Information provided:
═══

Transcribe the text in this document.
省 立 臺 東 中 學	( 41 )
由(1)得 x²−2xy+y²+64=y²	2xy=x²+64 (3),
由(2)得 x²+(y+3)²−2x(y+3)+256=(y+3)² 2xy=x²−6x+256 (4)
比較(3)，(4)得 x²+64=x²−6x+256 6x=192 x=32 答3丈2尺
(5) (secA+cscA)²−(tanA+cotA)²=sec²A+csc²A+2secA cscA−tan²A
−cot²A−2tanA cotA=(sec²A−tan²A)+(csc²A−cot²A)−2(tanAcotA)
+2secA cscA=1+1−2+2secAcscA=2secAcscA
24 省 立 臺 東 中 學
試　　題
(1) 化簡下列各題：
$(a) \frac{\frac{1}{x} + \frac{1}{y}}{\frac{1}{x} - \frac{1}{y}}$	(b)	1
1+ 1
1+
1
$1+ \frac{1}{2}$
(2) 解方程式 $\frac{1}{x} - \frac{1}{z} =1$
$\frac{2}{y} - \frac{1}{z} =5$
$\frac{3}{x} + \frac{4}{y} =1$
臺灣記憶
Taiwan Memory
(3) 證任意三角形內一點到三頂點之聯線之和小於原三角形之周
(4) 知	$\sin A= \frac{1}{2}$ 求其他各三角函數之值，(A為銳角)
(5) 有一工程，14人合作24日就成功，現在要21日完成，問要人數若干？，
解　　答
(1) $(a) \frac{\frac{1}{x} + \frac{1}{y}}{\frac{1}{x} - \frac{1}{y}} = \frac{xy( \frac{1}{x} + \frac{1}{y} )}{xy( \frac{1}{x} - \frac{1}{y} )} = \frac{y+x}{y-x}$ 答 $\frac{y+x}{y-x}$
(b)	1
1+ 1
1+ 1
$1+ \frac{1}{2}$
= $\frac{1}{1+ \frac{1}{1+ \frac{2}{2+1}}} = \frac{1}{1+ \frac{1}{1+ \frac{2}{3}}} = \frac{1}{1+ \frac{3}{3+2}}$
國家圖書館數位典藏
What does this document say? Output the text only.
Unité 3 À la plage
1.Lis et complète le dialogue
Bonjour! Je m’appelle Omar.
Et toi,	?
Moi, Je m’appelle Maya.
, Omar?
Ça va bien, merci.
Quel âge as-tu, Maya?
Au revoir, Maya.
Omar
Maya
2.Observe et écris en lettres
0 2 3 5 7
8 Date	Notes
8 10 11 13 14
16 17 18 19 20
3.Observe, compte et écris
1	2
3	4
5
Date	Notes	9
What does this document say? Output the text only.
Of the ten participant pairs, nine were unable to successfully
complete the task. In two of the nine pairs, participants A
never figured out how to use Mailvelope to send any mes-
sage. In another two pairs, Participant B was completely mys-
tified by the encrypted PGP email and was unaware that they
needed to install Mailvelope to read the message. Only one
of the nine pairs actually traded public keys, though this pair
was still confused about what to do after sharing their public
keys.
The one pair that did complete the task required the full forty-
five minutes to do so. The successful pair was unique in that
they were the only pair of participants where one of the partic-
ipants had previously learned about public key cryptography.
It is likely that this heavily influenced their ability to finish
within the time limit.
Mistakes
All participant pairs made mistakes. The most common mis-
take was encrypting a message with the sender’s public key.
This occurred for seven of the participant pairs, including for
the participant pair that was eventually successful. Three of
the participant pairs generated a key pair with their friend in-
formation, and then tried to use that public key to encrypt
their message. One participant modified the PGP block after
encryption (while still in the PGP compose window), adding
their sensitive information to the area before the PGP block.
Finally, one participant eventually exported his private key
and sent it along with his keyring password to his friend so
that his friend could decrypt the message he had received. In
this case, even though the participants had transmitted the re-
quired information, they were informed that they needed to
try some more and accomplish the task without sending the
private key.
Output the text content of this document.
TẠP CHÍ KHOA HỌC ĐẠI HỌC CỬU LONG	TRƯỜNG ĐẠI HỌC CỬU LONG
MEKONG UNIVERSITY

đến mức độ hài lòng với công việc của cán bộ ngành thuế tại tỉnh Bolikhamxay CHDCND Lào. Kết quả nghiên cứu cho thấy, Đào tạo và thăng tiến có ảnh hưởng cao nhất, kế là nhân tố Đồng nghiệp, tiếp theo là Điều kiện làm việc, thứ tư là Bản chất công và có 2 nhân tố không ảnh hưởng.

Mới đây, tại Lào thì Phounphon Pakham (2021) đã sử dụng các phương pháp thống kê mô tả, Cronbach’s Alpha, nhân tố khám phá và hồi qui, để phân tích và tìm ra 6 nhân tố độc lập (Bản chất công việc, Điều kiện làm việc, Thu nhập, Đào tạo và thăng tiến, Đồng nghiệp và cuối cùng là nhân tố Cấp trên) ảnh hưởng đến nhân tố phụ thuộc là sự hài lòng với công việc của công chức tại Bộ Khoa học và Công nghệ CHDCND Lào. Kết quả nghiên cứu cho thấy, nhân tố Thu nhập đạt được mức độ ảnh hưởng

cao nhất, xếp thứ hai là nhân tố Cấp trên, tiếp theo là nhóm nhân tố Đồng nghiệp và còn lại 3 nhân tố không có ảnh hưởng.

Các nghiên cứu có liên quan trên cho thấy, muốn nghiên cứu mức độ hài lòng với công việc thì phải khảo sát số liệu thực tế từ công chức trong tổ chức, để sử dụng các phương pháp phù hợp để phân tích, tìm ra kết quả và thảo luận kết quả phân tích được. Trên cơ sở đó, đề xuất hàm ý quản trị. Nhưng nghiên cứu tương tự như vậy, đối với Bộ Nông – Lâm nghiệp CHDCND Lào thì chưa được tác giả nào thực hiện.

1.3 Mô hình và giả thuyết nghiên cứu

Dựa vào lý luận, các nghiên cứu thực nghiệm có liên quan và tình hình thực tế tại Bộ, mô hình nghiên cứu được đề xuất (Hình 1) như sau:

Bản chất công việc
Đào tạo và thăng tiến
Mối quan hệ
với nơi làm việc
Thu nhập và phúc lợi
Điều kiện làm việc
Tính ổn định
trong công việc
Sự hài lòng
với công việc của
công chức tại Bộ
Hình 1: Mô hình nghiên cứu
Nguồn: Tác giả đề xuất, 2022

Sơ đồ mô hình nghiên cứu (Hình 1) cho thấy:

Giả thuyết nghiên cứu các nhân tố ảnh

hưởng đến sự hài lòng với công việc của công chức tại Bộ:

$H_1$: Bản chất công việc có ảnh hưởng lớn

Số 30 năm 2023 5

═══

What needs to be done: From the entries above, copy each line holding "message".

Correct output:
needed to install Mailvelope to read the message. Only one
take was encrypting a message with the sender’s public key.
their message. One participant modified the PGP block after
that his friend could decrypt the message he had received. In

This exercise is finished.